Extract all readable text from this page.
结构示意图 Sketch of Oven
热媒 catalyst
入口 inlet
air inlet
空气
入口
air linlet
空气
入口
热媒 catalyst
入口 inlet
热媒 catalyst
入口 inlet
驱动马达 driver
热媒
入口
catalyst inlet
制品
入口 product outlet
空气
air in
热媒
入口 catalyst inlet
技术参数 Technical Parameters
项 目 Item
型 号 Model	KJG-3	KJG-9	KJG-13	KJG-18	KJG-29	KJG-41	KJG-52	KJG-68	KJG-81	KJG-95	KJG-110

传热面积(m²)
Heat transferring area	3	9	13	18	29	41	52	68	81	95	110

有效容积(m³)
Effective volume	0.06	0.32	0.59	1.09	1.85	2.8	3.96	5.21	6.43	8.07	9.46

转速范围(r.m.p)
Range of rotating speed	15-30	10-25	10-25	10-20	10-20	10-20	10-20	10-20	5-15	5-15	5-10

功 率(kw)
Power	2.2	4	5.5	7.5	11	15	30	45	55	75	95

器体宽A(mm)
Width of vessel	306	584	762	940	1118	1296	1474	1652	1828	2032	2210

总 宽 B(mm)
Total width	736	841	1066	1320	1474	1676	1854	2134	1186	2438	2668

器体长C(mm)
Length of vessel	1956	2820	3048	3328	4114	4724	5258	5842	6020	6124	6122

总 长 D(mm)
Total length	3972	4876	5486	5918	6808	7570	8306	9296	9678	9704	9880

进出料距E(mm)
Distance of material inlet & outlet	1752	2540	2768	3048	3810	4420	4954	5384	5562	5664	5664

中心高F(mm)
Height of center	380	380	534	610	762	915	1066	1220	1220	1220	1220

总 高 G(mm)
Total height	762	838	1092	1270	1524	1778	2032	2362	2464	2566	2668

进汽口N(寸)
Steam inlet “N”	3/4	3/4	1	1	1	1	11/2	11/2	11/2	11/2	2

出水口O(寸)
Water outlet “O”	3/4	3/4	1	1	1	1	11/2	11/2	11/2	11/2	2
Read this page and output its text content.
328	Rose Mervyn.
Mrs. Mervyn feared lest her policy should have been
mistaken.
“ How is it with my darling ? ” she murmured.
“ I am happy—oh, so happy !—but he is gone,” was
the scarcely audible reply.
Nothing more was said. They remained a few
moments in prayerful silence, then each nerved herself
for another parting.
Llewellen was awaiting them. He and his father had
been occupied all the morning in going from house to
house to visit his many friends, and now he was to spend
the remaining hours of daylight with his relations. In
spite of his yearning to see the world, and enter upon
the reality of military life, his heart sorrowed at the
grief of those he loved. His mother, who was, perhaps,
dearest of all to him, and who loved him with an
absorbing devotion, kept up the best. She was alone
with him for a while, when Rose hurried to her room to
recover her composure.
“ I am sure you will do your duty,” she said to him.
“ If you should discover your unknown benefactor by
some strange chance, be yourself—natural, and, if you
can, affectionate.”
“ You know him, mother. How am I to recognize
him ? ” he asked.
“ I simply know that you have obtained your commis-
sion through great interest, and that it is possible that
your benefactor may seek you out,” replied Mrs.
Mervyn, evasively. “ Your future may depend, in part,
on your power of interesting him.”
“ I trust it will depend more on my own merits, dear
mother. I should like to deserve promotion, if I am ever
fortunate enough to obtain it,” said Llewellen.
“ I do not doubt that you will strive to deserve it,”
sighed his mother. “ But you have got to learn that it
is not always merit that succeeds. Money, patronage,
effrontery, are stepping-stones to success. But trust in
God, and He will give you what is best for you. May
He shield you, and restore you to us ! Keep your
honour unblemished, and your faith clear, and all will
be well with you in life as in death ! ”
####################
[What the task asks] Count up the lines in the listing that hold the word "been", and give that number only.

[Written solution] 2